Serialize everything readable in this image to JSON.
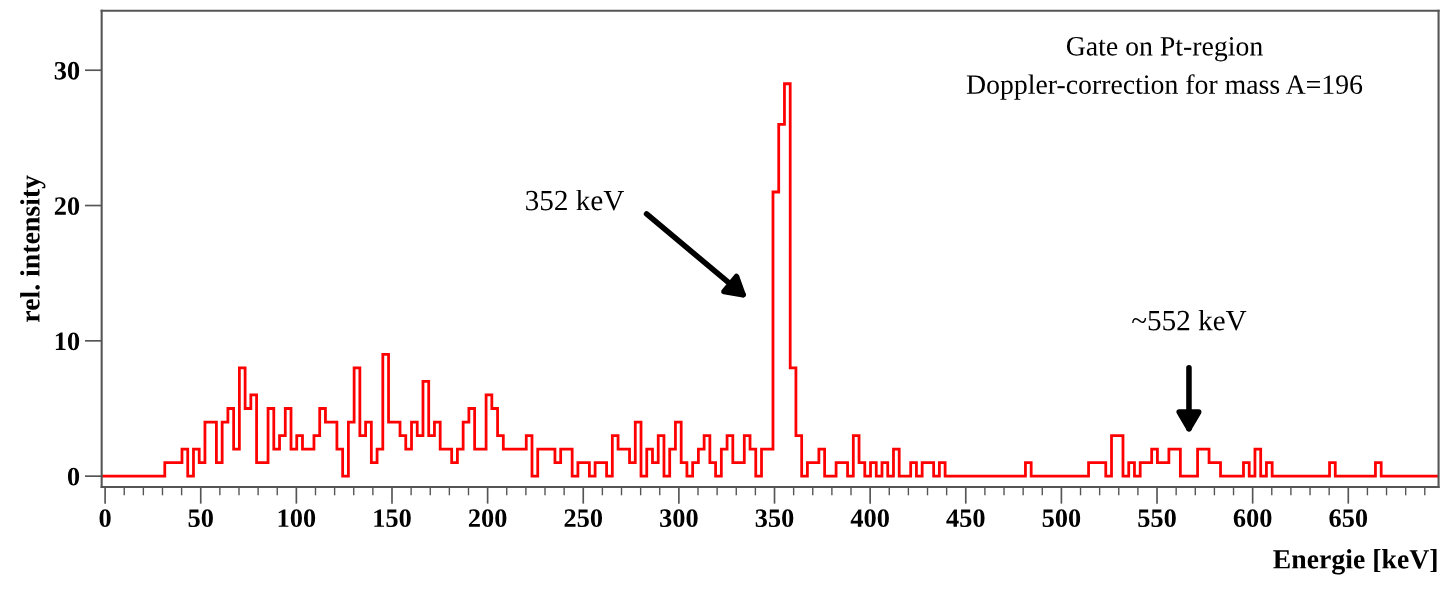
{
  "chart_data": {
    "type": "histogram",
    "xlabel": "Energie [keV]",
    "ylabel": "rel. intensity",
    "annotations": [
      "Gate on Pt-region",
      "Doppler-correction for mass A=196",
      "352 keV",
      "~552 keV"
    ],
    "color": "#ff0000",
    "bins": [
      -1.8,
      31.2,
      40.2,
      43.2,
      46.2,
      49.2,
      52.2,
      58.2,
      61.2,
      64.2,
      67.2,
      70.2,
      73.2,
      76.2,
      79.2,
      85.2,
      88.2,
      91.2,
      94.2,
      97.2,
      100.2,
      103.2,
      109.2,
      112.2,
      115.2,
      121.2,
      124.2,
      127.2,
      130.2,
      133.2,
      136.2,
      139.2,
      142.2,
      145.2,
      148.2,
      154.2,
      157.2,
      160.2,
      163.2,
      166.2,
      169.2,
      172.2,
      175.2,
      181.2,
      184.2,
      187.2,
      190.2,
      193.2,
      199.2,
      202.2,
      205.2,
      208.2,
      220.2,
      223.2,
      226.2,
      235.2,
      238.2,
      244.2,
      247.2,
      253.2,
      256.2,
      262.2,
      265.2,
      268.2,
      274.2,
      277.2,
      280.2,
      283.2,
      286.2,
      289.2,
      292.2,
      295.2,
      298.2,
      301.2,
      304.2,
      307.2,
      310.2,
      313.2,
      316.2,
      319.2,
      322.2,
      325.2,
      328.2,
      334.2,
      337.2,
      340.2,
      343.2,
      349.2,
      352.2,
      355.2,
      358.2,
      361.2,
      364.2,
      367.2,
      373.2,
      376.2,
      382.2,
      388.2,
      391.2,
      394.2,
      397.2,
      400.2,
      403.2,
      406.2,
      409.2,
      412.2,
      415.2,
      421.2,
      424.2,
      427.2,
      433.2,
      436.2,
      439.2,
      481.2,
      484.2,
      514.2,
      523.2,
      526.2,
      532.2,
      535.2,
      538.2,
      541.2,
      547.2,
      550.2,
      556.2,
      562.2,
      571.2,
      577.2,
      583.2,
      595.2,
      598.2,
      601.2,
      604.2,
      607.2,
      610.2,
      640.2,
      643.2,
      664.2,
      667.2,
      697.2
    ],
    "values": [
      0,
      1,
      2,
      0,
      2,
      1,
      4,
      1,
      4,
      5,
      2,
      8,
      5,
      6,
      1,
      5,
      2,
      3,
      5,
      2,
      3,
      2,
      3,
      5,
      4,
      2,
      0,
      4,
      8,
      3,
      4,
      1,
      2,
      9,
      4,
      3,
      2,
      4,
      3,
      7,
      3,
      4,
      2,
      1,
      2,
      4,
      5,
      2,
      6,
      5,
      3,
      2,
      3,
      0,
      2,
      1,
      2,
      0,
      1,
      0,
      1,
      0,
      3,
      2,
      1,
      4,
      0,
      2,
      1,
      3,
      0,
      2,
      4,
      1,
      0,
      1,
      2,
      3,
      1,
      0,
      2,
      3,
      1,
      3,
      2,
      0,
      2,
      21,
      26,
      29,
      8,
      3,
      0,
      1,
      2,
      0,
      1,
      0,
      3,
      1,
      0,
      1,
      0,
      1,
      0,
      2,
      0,
      1,
      0,
      1,
      0,
      1,
      0,
      1,
      0,
      1,
      0,
      3,
      0,
      1,
      0,
      1,
      2,
      1,
      2,
      0,
      2,
      1,
      0,
      1,
      0,
      2,
      0,
      1,
      0,
      1,
      0,
      1,
      0
    ],
    "xlim": [
      -1.8,
      697.2
    ],
    "ylim": [
      -0.8,
      34.4
    ],
    "xticks": [
      0,
      50,
      100,
      150,
      200,
      250,
      300,
      350,
      400,
      450,
      500,
      550,
      600,
      650
    ],
    "yticks": [
      0,
      10,
      20,
      30
    ]
  }
}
——————————
* REQUIRED TASK *
Write out the whole listing again, exactly, with no pictures.

* RESULT BELOW *
Serialize everything readable in this image to JSON.
{
  "chart_data": {
    "type": "histogram",
    "xlabel": "Energie [keV]",
    "ylabel": "rel. intensity",
    "annotations": [
      "Gate on Pt-region",
      "Doppler-correction for mass A=196",
      "352 keV",
      "~552 keV"
    ],
    "color": "#ff0000",
    "bins": [
      -1.8,
      31.2,
      40.2,
      43.2,
      46.2,
      49.2,
      52.2,
      58.2,
      61.2,
      64.2,
      67.2,
      70.2,
      73.2,
      76.2,
      79.2,
      85.2,
      88.2,
      91.2,
      94.2,
      97.2,
      100.2,
      103.2,
      109.2,
      112.2,
      115.2,
      121.2,
      124.2,
      127.2,
      130.2,
      133.2,
      136.2,
      139.2,
      142.2,
      145.2,
      148.2,
      154.2,
      157.2,
      160.2,
      163.2,
      166.2,
      169.2,
      172.2,
      175.2,
      181.2,
      184.2,
      187.2,
      190.2,
      193.2,
      199.2,
      202.2,
      205.2,
      208.2,
      220.2,
      223.2,
      226.2,
      235.2,
      238.2,
      244.2,
      247.2,
      253.2,
      256.2,
      262.2,
      265.2,
      268.2,
      274.2,
      277.2,
      280.2,
      283.2,
      286.2,
      289.2,
      292.2,
      295.2,
      298.2,
      301.2,
      304.2,
      307.2,
      310.2,
      313.2,
      316.2,
      319.2,
      322.2,
      325.2,
      328.2,
      334.2,
      337.2,
      340.2,
      343.2,
      349.2,
      352.2,
      355.2,
      358.2,
      361.2,
      364.2,
      367.2,
      373.2,
      376.2,
      382.2,
      388.2,
      391.2,
      394.2,
      397.2,
      400.2,
      403.2,
      406.2,
      409.2,
      412.2,
      415.2,
      421.2,
      424.2,
      427.2,
      433.2,
      436.2,
      439.2,
      481.2,
      484.2,
      514.2,
      523.2,
      526.2,
      532.2,
      535.2,
      538.2,
      541.2,
      547.2,
      550.2,
      556.2,
      562.2,
      571.2,
      577.2,
      583.2,
      595.2,
      598.2,
      601.2,
      604.2,
      607.2,
      610.2,
      640.2,
      643.2,
      664.2,
      667.2,
      697.2
    ],
    "values": [
      0,
      1,
      2,
      0,
      2,
      1,
      4,
      1,
      4,
      5,
      2,
      8,
      5,
      6,
      1,
      5,
      2,
      3,
      5,
      2,
      3,
      2,
      3,
      5,
      4,
      2,
      0,
      4,
      8,
      3,
      4,
      1,
      2,
      9,
      4,
      3,
      2,
      4,
      3,
      7,
      3,
      4,
      2,
      1,
      2,
      4,
      5,
      2,
      6,
      5,
      3,
      2,
      3,
      0,
      2,
      1,
      2,
      0,
      1,
      0,
      1,
      0,
      3,
      2,
      1,
      4,
      0,
      2,
      1,
      3,
      0,
      2,
      4,
      1,
      0,
      1,
      2,
      3,
      1,
      0,
      2,
      3,
      1,
      3,
      2,
      0,
      2,
      21,
      26,
      29,
      8,
      3,
      0,
      1,
      2,
      0,
      1,
      0,
      3,
      1,
      0,
      1,
      0,
      1,
      0,
      2,
      0,
      1,
      0,
      1,
      0,
      1,
      0,
      1,
      0,
      1,
      0,
      3,
      0,
      1,
      0,
      1,
      2,
      1,
      2,
      0,
      2,
      1,
      0,
      1,
      0,
      2,
      0,
      1,
      0,
      1,
      0,
      1,
      0
    ],
    "xlim": [
      -1.8,
      697.2
    ],
    "ylim": [
      -0.8,
      34.4
    ],
    "xticks": [
      0,
      50,
      100,
      150,
      200,
      250,
      300,
      350,
      400,
      450,
      500,
      550,
      600,
      650
    ],
    "yticks": [
      0,
      10,
      20,
      30
    ]
  }
}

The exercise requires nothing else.